→ Supplied records

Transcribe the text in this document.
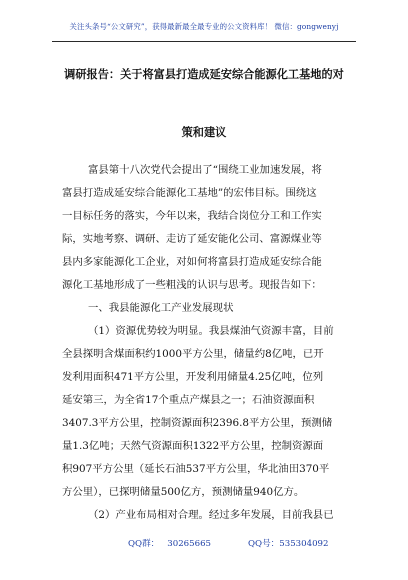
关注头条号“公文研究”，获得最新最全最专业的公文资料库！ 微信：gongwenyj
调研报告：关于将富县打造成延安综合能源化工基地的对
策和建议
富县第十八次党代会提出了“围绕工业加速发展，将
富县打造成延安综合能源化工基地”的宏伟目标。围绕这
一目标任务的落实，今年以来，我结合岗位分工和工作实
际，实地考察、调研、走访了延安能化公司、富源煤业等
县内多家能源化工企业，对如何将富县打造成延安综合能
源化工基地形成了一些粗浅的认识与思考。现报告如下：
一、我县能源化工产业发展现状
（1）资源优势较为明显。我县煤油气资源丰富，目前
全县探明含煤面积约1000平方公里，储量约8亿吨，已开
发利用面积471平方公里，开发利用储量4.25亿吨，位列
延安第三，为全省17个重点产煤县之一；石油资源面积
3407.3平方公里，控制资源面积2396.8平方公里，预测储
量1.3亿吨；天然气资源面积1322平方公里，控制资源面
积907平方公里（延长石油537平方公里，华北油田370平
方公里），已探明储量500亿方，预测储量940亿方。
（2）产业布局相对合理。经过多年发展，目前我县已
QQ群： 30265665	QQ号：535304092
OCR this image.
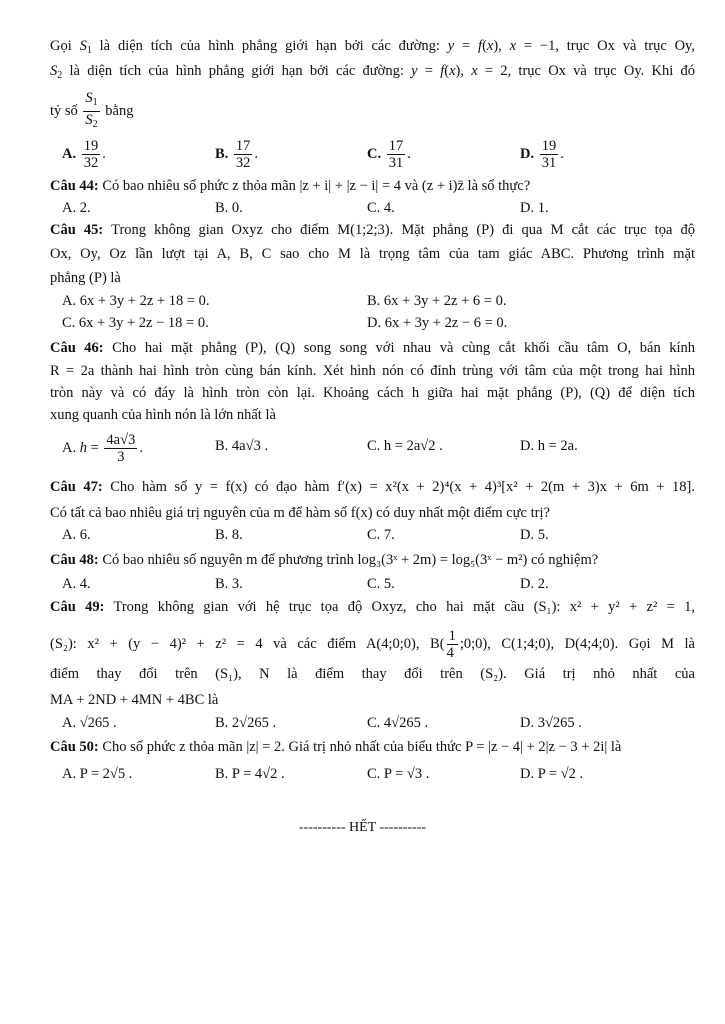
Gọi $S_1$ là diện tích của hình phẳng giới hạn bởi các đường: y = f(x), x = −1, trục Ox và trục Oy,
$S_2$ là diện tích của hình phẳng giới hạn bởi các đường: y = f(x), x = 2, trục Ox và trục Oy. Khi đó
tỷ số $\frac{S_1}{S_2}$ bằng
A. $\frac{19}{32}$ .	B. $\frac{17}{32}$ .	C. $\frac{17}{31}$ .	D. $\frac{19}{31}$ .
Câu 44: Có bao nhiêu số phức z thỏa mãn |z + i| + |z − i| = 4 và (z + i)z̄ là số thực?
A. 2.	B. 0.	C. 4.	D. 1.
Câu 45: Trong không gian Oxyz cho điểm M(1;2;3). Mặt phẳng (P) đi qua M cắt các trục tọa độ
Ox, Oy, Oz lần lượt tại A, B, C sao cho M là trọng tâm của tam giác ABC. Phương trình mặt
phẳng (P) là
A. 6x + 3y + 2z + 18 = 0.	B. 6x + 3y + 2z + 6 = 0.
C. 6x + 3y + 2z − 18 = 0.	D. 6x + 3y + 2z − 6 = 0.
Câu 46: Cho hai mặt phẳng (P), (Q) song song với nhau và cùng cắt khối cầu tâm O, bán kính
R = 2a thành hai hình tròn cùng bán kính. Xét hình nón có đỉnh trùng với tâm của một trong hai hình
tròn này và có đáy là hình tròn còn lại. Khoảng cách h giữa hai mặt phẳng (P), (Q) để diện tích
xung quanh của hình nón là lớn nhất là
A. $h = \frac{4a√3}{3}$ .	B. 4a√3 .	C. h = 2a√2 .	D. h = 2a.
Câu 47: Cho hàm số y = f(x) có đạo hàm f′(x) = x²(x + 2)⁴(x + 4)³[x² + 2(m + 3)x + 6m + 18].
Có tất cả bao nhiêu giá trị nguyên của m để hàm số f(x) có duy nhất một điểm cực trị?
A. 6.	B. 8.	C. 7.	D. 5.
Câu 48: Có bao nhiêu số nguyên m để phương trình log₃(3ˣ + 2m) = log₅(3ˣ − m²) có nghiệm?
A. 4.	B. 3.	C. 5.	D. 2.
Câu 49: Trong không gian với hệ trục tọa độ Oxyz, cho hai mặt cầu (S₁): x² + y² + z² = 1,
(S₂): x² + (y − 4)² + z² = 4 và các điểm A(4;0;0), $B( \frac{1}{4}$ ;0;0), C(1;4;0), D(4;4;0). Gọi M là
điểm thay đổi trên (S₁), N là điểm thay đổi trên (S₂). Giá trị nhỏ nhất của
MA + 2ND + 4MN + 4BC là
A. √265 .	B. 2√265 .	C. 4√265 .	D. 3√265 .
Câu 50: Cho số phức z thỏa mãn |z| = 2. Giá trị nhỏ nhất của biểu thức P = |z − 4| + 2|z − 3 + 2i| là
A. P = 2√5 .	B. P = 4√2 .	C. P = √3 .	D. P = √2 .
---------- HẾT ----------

→ The request
Set down the material above as is, without any pictures.

→ Full answer
Transcribe the text in this document.
关注头条号“公文研究”，获得最新最全最专业的公文资料库！ 微信：gongwenyj
调研报告：关于将富县打造成延安综合能源化工基地的对
策和建议
富县第十八次党代会提出了“围绕工业加速发展，将
富县打造成延安综合能源化工基地”的宏伟目标。围绕这
一目标任务的落实，今年以来，我结合岗位分工和工作实
际，实地考察、调研、走访了延安能化公司、富源煤业等
县内多家能源化工企业，对如何将富县打造成延安综合能
源化工基地形成了一些粗浅的认识与思考。现报告如下：
一、我县能源化工产业发展现状
（1）资源优势较为明显。我县煤油气资源丰富，目前
全县探明含煤面积约1000平方公里，储量约8亿吨，已开
发利用面积471平方公里，开发利用储量4.25亿吨，位列
延安第三，为全省17个重点产煤县之一；石油资源面积
3407.3平方公里，控制资源面积2396.8平方公里，预测储
量1.3亿吨；天然气资源面积1322平方公里，控制资源面
积907平方公里（延长石油537平方公里，华北油田370平
方公里），已探明储量500亿方，预测储量940亿方。
（2）产业布局相对合理。经过多年发展，目前我县已
QQ群： 30265665	QQ号：535304092
OCR this image.
Gọi $S_1$ là diện tích của hình phẳng giới hạn bởi các đường: y = f(x), x = −1, trục Ox và trục Oy,
$S_2$ là diện tích của hình phẳng giới hạn bởi các đường: y = f(x), x = 2, trục Ox và trục Oy. Khi đó
tỷ số $\frac{S_1}{S_2}$ bằng
A. $\frac{19}{32}$ .	B. $\frac{17}{32}$ .	C. $\frac{17}{31}$ .	D. $\frac{19}{31}$ .
Câu 44: Có bao nhiêu số phức z thỏa mãn |z + i| + |z − i| = 4 và (z + i)z̄ là số thực?
A. 2.	B. 0.	C. 4.	D. 1.
Câu 45: Trong không gian Oxyz cho điểm M(1;2;3). Mặt phẳng (P) đi qua M cắt các trục tọa độ
Ox, Oy, Oz lần lượt tại A, B, C sao cho M là trọng tâm của tam giác ABC. Phương trình mặt
phẳng (P) là
A. 6x + 3y + 2z + 18 = 0.	B. 6x + 3y + 2z + 6 = 0.
C. 6x + 3y + 2z − 18 = 0.	D. 6x + 3y + 2z − 6 = 0.
Câu 46: Cho hai mặt phẳng (P), (Q) song song với nhau và cùng cắt khối cầu tâm O, bán kính
R = 2a thành hai hình tròn cùng bán kính. Xét hình nón có đỉnh trùng với tâm của một trong hai hình
tròn này và có đáy là hình tròn còn lại. Khoảng cách h giữa hai mặt phẳng (P), (Q) để diện tích
xung quanh của hình nón là lớn nhất là
A. $h = \frac{4a√3}{3}$ .	B. 4a√3 .	C. h = 2a√2 .	D. h = 2a.
Câu 47: Cho hàm số y = f(x) có đạo hàm f′(x) = x²(x + 2)⁴(x + 4)³[x² + 2(m + 3)x + 6m + 18].
Có tất cả bao nhiêu giá trị nguyên của m để hàm số f(x) có duy nhất một điểm cực trị?
A. 6.	B. 8.	C. 7.	D. 5.
Câu 48: Có bao nhiêu số nguyên m để phương trình log₃(3ˣ + 2m) = log₅(3ˣ − m²) có nghiệm?
A. 4.	B. 3.	C. 5.	D. 2.
Câu 49: Trong không gian với hệ trục tọa độ Oxyz, cho hai mặt cầu (S₁): x² + y² + z² = 1,
(S₂): x² + (y − 4)² + z² = 4 và các điểm A(4;0;0), $B( \frac{1}{4}$ ;0;0), C(1;4;0), D(4;4;0). Gọi M là
điểm thay đổi trên (S₁), N là điểm thay đổi trên (S₂). Giá trị nhỏ nhất của
MA + 2ND + 4MN + 4BC là
A. √265 .	B. 2√265 .	C. 4√265 .	D. 3√265 .
Câu 50: Cho số phức z thỏa mãn |z| = 2. Giá trị nhỏ nhất của biểu thức P = |z − 4| + 2|z − 3 + 2i| là
A. P = 2√5 .	B. P = 4√2 .	C. P = √3 .	D. P = √2 .
---------- HẾT ----------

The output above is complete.